### Stated goal
Look through the records and report how many lines include the word "lorsque", with no other words.

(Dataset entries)
******************************
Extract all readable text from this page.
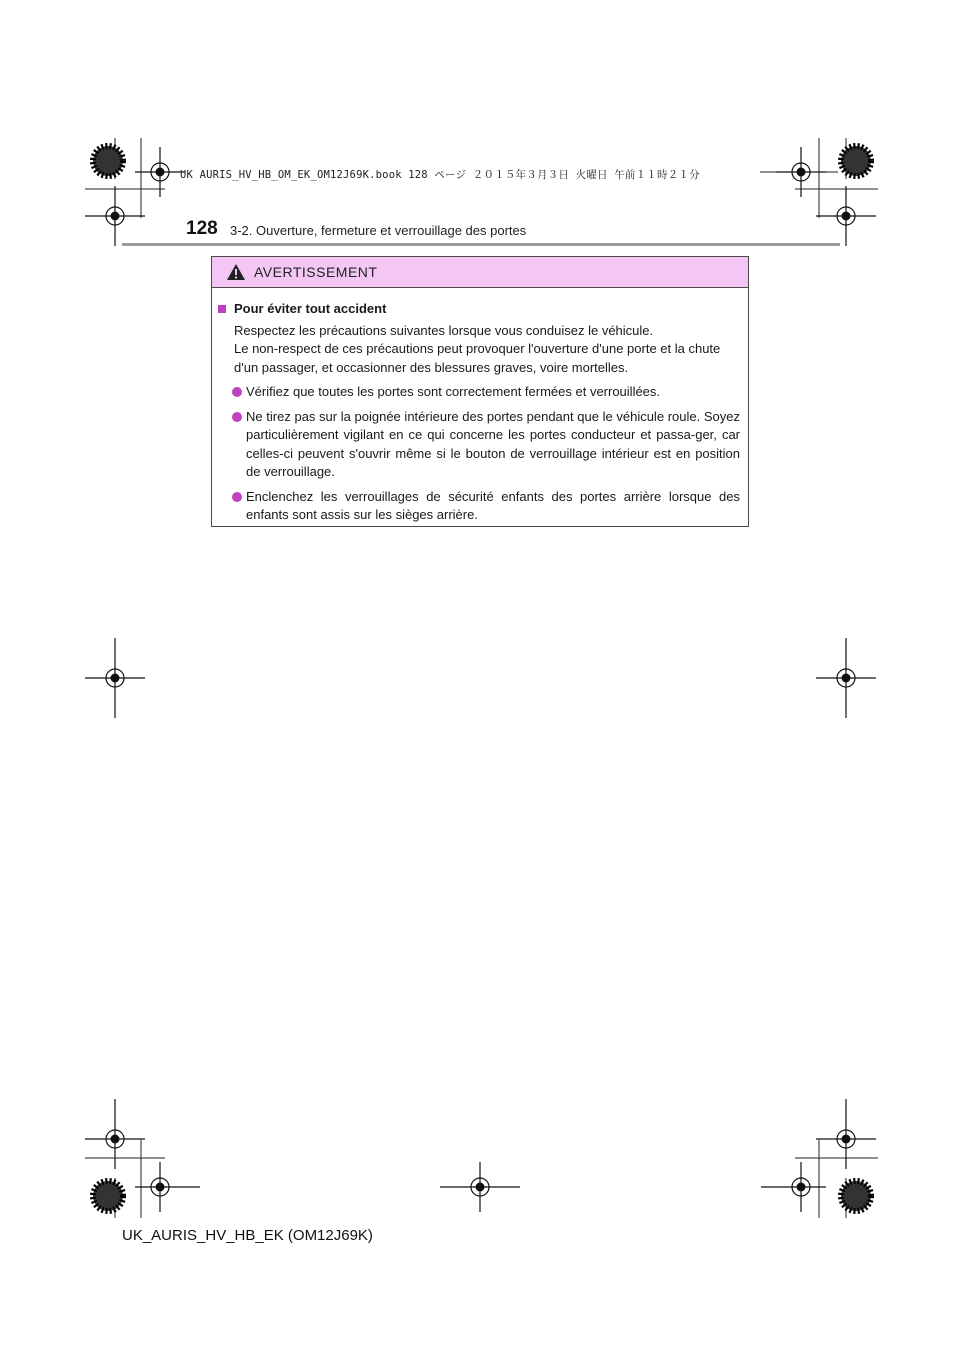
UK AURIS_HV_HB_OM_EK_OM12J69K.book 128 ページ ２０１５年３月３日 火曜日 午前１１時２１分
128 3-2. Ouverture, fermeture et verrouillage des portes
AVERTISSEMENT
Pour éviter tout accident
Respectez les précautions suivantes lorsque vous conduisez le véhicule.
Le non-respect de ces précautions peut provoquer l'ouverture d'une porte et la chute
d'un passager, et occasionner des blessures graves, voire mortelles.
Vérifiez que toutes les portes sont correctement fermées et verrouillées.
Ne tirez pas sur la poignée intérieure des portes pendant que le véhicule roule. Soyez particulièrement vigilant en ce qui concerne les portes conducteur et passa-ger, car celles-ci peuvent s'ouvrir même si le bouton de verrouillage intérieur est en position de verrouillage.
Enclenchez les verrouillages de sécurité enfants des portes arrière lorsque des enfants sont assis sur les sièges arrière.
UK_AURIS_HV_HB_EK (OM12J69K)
******************************
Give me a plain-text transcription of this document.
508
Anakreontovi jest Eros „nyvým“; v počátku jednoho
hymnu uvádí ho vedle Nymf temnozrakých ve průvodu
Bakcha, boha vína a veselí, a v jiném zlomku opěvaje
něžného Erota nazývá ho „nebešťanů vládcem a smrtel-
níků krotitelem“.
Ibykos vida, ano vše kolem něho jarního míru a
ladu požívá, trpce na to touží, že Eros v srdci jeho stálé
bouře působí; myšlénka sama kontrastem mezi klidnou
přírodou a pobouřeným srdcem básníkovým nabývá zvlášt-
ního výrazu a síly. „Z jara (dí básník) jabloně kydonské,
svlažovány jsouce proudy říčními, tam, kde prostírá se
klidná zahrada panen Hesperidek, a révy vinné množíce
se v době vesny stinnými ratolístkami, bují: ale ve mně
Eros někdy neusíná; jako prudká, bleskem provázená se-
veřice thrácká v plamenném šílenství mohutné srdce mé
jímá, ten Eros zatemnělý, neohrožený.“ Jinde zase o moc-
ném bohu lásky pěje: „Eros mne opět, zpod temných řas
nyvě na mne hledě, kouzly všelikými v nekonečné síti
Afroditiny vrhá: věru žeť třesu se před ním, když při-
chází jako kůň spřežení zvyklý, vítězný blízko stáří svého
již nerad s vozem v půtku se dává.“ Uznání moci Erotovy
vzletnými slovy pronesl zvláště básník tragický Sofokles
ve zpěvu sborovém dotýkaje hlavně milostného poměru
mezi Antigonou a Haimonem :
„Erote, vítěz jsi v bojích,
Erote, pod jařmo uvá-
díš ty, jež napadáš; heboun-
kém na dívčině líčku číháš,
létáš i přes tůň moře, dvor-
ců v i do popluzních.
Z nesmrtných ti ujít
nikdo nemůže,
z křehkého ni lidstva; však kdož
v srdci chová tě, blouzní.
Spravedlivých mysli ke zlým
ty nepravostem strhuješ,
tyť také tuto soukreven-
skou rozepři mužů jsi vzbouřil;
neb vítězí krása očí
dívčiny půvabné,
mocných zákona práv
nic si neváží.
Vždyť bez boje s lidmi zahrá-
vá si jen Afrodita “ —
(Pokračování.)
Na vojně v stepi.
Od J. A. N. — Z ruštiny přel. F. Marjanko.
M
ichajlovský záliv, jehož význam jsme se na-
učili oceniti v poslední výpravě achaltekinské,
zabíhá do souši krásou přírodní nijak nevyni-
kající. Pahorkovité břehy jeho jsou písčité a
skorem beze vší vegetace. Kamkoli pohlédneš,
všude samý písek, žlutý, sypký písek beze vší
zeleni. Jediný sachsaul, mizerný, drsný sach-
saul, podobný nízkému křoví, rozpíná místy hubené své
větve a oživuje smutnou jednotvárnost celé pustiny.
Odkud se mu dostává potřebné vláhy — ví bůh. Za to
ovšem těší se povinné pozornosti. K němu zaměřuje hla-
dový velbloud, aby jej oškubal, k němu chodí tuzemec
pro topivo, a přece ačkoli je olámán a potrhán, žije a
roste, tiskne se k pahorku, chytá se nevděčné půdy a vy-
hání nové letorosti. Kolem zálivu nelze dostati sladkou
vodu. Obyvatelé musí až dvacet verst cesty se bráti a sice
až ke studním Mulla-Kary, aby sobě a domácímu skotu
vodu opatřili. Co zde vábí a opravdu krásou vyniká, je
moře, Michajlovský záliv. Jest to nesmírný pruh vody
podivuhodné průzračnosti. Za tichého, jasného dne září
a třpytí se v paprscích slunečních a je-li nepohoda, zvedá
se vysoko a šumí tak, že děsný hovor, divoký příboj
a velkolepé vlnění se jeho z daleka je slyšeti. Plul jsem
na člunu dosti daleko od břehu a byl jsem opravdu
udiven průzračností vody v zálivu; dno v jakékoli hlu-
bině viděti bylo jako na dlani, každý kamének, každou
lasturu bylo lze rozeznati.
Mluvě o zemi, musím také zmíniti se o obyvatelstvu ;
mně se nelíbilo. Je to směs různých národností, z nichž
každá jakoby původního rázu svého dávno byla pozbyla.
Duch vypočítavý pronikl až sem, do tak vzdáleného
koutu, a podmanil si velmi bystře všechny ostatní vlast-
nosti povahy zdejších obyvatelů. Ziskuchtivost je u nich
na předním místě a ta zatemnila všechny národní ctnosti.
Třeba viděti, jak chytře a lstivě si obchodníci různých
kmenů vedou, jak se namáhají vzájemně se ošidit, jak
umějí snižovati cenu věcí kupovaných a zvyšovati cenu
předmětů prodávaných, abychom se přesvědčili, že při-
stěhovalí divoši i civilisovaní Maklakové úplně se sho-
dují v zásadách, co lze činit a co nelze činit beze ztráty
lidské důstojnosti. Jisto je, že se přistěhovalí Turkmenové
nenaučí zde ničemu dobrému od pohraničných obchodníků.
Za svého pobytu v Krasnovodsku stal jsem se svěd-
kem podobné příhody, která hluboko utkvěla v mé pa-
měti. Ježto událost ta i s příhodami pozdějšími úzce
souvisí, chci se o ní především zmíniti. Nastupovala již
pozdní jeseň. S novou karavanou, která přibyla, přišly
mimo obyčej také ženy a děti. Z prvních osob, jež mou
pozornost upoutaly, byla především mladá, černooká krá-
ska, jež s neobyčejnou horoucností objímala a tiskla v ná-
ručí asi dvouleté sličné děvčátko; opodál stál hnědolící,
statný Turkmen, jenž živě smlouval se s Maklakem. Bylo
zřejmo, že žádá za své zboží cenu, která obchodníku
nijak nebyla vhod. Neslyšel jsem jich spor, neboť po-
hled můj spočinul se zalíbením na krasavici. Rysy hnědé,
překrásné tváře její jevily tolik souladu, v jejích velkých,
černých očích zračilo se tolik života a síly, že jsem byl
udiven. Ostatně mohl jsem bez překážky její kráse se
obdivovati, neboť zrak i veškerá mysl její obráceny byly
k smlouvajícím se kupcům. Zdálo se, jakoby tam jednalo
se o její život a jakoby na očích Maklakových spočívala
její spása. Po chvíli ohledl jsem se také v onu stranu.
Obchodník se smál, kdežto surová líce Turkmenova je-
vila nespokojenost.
******************************
### Worked solution
2